▶ **Exercise details**
Print the listing below verbatim, from its first line through the line containing "site-header: JoydipDutta Home", both ends included.
::::
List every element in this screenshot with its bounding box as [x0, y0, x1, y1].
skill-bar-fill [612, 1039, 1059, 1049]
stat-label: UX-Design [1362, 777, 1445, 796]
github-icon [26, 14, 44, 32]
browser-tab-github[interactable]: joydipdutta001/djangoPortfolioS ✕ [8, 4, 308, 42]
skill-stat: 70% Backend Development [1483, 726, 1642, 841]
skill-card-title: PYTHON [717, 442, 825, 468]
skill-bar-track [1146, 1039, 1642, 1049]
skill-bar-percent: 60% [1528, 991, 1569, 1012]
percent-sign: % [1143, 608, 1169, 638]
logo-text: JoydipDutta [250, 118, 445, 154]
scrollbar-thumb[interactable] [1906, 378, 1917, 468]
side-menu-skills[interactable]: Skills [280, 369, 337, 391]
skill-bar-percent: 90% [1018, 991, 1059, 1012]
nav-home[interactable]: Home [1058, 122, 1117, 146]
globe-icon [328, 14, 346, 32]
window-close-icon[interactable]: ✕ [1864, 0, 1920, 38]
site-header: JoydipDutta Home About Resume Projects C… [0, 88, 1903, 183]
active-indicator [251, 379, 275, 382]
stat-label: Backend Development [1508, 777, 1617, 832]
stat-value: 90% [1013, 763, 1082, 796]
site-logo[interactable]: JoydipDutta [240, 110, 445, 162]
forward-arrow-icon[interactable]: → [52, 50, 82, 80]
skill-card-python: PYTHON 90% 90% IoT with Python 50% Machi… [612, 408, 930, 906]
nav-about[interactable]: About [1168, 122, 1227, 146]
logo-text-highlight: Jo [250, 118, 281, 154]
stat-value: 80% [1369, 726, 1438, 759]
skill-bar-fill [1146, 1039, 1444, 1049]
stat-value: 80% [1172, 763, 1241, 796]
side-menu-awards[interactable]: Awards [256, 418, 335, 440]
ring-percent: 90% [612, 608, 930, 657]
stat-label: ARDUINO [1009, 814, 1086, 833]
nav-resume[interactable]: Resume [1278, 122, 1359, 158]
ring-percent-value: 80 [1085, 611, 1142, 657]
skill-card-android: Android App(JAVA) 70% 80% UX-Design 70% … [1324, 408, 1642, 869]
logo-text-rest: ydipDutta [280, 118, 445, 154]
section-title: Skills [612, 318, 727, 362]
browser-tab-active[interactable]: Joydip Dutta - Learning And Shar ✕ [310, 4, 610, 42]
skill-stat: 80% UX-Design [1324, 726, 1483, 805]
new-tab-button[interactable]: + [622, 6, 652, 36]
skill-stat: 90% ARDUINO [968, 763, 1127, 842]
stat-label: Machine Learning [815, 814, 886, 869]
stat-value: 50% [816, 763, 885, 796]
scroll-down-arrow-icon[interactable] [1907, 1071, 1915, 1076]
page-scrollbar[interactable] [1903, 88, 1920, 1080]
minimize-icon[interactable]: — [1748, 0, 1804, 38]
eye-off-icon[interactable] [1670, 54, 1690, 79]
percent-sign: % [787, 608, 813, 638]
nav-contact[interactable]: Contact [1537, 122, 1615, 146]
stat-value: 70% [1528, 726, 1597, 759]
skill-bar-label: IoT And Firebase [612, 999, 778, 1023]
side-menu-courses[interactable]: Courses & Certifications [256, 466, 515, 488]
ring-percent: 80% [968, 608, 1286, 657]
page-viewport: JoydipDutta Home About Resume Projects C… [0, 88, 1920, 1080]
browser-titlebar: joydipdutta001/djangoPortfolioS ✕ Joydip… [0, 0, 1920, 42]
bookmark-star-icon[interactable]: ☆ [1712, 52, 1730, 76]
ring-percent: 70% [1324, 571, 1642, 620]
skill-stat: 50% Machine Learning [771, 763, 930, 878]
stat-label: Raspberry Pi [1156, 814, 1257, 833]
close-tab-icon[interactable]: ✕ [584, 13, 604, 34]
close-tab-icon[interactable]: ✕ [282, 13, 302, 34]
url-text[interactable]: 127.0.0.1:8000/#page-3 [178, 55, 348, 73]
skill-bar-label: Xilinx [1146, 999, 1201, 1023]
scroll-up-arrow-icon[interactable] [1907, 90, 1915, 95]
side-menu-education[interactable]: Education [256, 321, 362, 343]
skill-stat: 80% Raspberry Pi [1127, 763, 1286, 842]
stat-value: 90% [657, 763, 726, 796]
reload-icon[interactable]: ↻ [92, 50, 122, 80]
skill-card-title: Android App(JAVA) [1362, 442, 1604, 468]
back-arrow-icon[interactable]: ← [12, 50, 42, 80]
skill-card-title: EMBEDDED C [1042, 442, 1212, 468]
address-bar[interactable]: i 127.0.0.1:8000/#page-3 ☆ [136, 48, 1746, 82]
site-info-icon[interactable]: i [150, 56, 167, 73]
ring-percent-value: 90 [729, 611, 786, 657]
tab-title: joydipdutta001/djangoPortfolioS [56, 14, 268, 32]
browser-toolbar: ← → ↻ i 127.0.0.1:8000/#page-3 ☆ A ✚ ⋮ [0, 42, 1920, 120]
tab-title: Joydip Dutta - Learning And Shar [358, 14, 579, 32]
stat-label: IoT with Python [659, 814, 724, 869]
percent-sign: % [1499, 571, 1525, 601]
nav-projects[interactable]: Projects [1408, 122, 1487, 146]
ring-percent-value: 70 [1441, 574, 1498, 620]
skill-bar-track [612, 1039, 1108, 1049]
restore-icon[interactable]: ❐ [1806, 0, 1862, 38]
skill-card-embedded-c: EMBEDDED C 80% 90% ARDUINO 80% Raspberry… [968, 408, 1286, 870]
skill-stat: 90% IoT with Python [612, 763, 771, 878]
::::
▶ **Written solution**
List every element in this screenshot with its bounding box as [x0, y0, x1, y1].
skill-bar-fill [612, 1039, 1059, 1049]
stat-label: UX-Design [1362, 777, 1445, 796]
github-icon [26, 14, 44, 32]
browser-tab-github[interactable]: joydipdutta001/djangoPortfolioS ✕ [8, 4, 308, 42]
skill-stat: 70% Backend Development [1483, 726, 1642, 841]
skill-card-title: PYTHON [717, 442, 825, 468]
skill-bar-track [1146, 1039, 1642, 1049]
skill-bar-percent: 60% [1528, 991, 1569, 1012]
percent-sign: % [1143, 608, 1169, 638]
logo-text: JoydipDutta [250, 118, 445, 154]
scrollbar-thumb[interactable] [1906, 378, 1917, 468]
side-menu-skills[interactable]: Skills [280, 369, 337, 391]
skill-bar-percent: 90% [1018, 991, 1059, 1012]
nav-home[interactable]: Home [1058, 122, 1117, 146]
globe-icon [328, 14, 346, 32]
window-close-icon[interactable]: ✕ [1864, 0, 1920, 38]
site-header: JoydipDutta Home About Resume Projects C… [0, 88, 1903, 183]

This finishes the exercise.